WRITTEN INSTRUCTION:
Write the data below out exactly as it stands. Do not include the pictures.

RECORD LIST:
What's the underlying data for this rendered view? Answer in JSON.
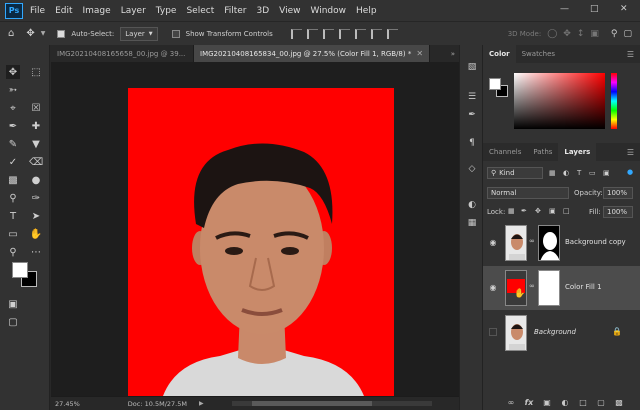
{
  "app": {
    "logo": "Ps"
  },
  "menu": [
    "File",
    "Edit",
    "Image",
    "Layer",
    "Type",
    "Select",
    "Filter",
    "3D",
    "View",
    "Window",
    "Help"
  ],
  "options_bar": {
    "auto_select_label": "Auto-Select:",
    "auto_select_target": "Layer",
    "show_transform_label": "Show Transform Controls",
    "mode_3d": "3D Mode:"
  },
  "tabs": [
    {
      "label": "IMG20210408165658_00.jpg @ 39..."
    },
    {
      "label": "IMG20210408165834_00.jpg @ 27.5% (Color Fill 1, RGB/8) *"
    }
  ],
  "status": {
    "zoom": "27.45%",
    "doc": "Doc: 10.5M/27.5M"
  },
  "color_panel": {
    "tabs": [
      "Color",
      "Swatches"
    ]
  },
  "layers_panel": {
    "tabs": [
      "Channels",
      "Paths",
      "Layers"
    ],
    "filter_kind": "Kind",
    "blend_mode": "Normal",
    "opacity_label": "Opacity:",
    "opacity_value": "100%",
    "lock_label": "Lock:",
    "fill_label": "Fill:",
    "fill_value": "100%",
    "layers": [
      {
        "name": "Background copy"
      },
      {
        "name": "Color Fill 1"
      },
      {
        "name": "Background"
      }
    ]
  },
  "colors": {
    "fill_red": "#ff0000",
    "ps_blue": "#31a8ff",
    "panel_bg": "#323232"
  },
  "icons": {
    "footer": [
      "link-icon",
      "fx-icon",
      "mask-icon",
      "adjustment-icon",
      "folder-icon",
      "new-layer-icon",
      "trash-icon"
    ]
  }
}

CORRECT ANSWER:
What's the underlying data for this rendered view? Answer in JSON.
{
  "app": {
    "logo": "Ps"
  },
  "menu": [
    "File",
    "Edit",
    "Image",
    "Layer",
    "Type",
    "Select",
    "Filter",
    "3D",
    "View",
    "Window",
    "Help"
  ],
  "options_bar": {
    "auto_select_label": "Auto-Select:",
    "auto_select_target": "Layer",
    "show_transform_label": "Show Transform Controls",
    "mode_3d": "3D Mode:"
  },
  "tabs": [
    {
      "label": "IMG20210408165658_00.jpg @ 39..."
    },
    {
      "label": "IMG20210408165834_00.jpg @ 27.5% (Color Fill 1, RGB/8) *"
    }
  ],
  "status": {
    "zoom": "27.45%",
    "doc": "Doc: 10.5M/27.5M"
  },
  "color_panel": {
    "tabs": [
      "Color",
      "Swatches"
    ]
  },
  "layers_panel": {
    "tabs": [
      "Channels",
      "Paths",
      "Layers"
    ],
    "filter_kind": "Kind",
    "blend_mode": "Normal",
    "opacity_label": "Opacity:",
    "opacity_value": "100%",
    "lock_label": "Lock:",
    "fill_label": "Fill:",
    "fill_value": "100%",
    "layers": [
      {
        "name": "Background copy"
      },
      {
        "name": "Color Fill 1"
      },
      {
        "name": "Background"
      }
    ]
  },
  "colors": {
    "fill_red": "#ff0000",
    "ps_blue": "#31a8ff",
    "panel_bg": "#323232"
  },
  "icons": {
    "footer": [
      "link-icon",
      "fx-icon",
      "mask-icon",
      "adjustment-icon",
      "folder-icon",
      "new-layer-icon",
      "trash-icon"
    ]
  }
}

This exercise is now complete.